## GOAL OF THE EXERCISE
All entries must be repeated exactly; do not include the pictures.
-- start of DATA LINES --
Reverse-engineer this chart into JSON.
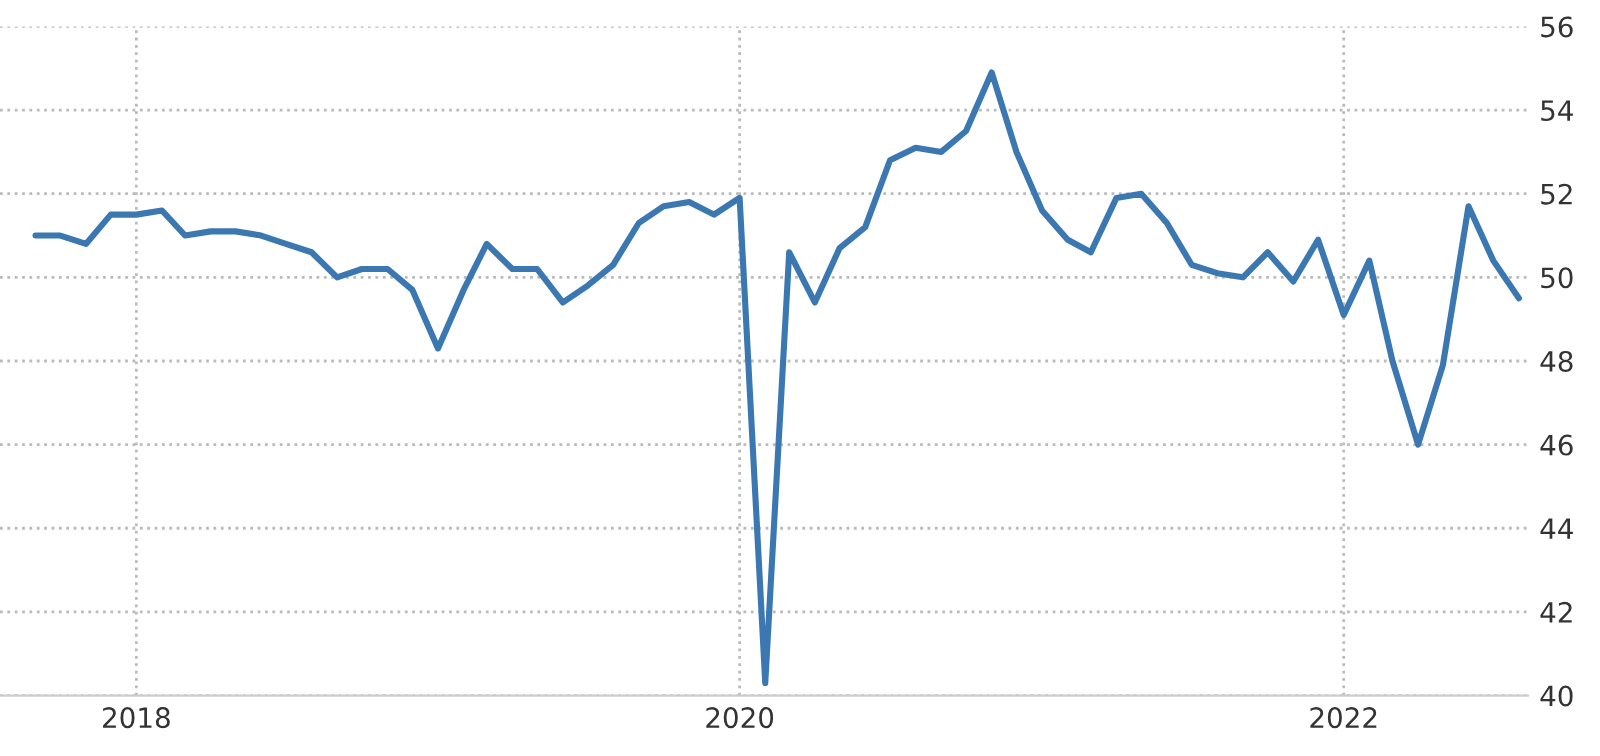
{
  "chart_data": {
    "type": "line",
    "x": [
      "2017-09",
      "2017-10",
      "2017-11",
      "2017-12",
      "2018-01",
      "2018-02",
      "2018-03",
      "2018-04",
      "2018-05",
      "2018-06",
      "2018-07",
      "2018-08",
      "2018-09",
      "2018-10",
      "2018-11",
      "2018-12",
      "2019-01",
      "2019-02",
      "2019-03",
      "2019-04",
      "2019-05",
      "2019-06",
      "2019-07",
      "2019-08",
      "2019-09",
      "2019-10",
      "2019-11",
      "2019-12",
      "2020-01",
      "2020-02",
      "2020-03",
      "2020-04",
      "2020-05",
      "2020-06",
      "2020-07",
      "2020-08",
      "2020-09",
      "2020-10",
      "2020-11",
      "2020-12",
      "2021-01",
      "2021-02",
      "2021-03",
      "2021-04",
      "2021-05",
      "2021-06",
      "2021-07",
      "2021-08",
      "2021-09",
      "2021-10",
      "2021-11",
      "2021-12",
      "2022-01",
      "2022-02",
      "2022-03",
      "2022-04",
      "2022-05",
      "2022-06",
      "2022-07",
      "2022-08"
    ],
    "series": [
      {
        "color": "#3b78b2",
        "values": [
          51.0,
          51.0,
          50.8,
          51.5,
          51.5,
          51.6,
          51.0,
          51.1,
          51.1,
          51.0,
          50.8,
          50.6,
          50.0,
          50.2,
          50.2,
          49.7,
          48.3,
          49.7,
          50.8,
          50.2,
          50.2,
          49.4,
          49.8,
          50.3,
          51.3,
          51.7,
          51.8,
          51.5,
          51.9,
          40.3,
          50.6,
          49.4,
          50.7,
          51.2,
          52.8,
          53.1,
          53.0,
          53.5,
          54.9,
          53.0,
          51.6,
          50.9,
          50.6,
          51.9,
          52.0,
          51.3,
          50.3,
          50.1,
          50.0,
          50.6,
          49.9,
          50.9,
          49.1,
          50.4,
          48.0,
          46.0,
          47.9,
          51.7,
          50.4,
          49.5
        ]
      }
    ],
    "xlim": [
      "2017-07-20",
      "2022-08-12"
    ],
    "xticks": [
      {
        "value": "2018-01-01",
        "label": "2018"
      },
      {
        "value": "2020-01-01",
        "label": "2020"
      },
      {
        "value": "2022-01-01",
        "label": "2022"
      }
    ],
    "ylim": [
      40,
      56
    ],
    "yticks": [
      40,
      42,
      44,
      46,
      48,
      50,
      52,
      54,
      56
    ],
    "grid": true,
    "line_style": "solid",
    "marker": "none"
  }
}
-- end of DATA LINES --
## ANSWER TO THIS PROBLEM
Reverse-engineer this chart into JSON.
{
  "chart_data": {
    "type": "line",
    "x": [
      "2017-09",
      "2017-10",
      "2017-11",
      "2017-12",
      "2018-01",
      "2018-02",
      "2018-03",
      "2018-04",
      "2018-05",
      "2018-06",
      "2018-07",
      "2018-08",
      "2018-09",
      "2018-10",
      "2018-11",
      "2018-12",
      "2019-01",
      "2019-02",
      "2019-03",
      "2019-04",
      "2019-05",
      "2019-06",
      "2019-07",
      "2019-08",
      "2019-09",
      "2019-10",
      "2019-11",
      "2019-12",
      "2020-01",
      "2020-02",
      "2020-03",
      "2020-04",
      "2020-05",
      "2020-06",
      "2020-07",
      "2020-08",
      "2020-09",
      "2020-10",
      "2020-11",
      "2020-12",
      "2021-01",
      "2021-02",
      "2021-03",
      "2021-04",
      "2021-05",
      "2021-06",
      "2021-07",
      "2021-08",
      "2021-09",
      "2021-10",
      "2021-11",
      "2021-12",
      "2022-01",
      "2022-02",
      "2022-03",
      "2022-04",
      "2022-05",
      "2022-06",
      "2022-07",
      "2022-08"
    ],
    "series": [
      {
        "color": "#3b78b2",
        "values": [
          51.0,
          51.0,
          50.8,
          51.5,
          51.5,
          51.6,
          51.0,
          51.1,
          51.1,
          51.0,
          50.8,
          50.6,
          50.0,
          50.2,
          50.2,
          49.7,
          48.3,
          49.7,
          50.8,
          50.2,
          50.2,
          49.4,
          49.8,
          50.3,
          51.3,
          51.7,
          51.8,
          51.5,
          51.9,
          40.3,
          50.6,
          49.4,
          50.7,
          51.2,
          52.8,
          53.1,
          53.0,
          53.5,
          54.9,
          53.0,
          51.6,
          50.9,
          50.6,
          51.9,
          52.0,
          51.3,
          50.3,
          50.1,
          50.0,
          50.6,
          49.9,
          50.9,
          49.1,
          50.4,
          48.0,
          46.0,
          47.9,
          51.7,
          50.4,
          49.5
        ]
      }
    ],
    "xlim": [
      "2017-07-20",
      "2022-08-12"
    ],
    "xticks": [
      {
        "value": "2018-01-01",
        "label": "2018"
      },
      {
        "value": "2020-01-01",
        "label": "2020"
      },
      {
        "value": "2022-01-01",
        "label": "2022"
      }
    ],
    "ylim": [
      40,
      56
    ],
    "yticks": [
      40,
      42,
      44,
      46,
      48,
      50,
      52,
      54,
      56
    ],
    "grid": true,
    "line_style": "solid",
    "marker": "none"
  }
}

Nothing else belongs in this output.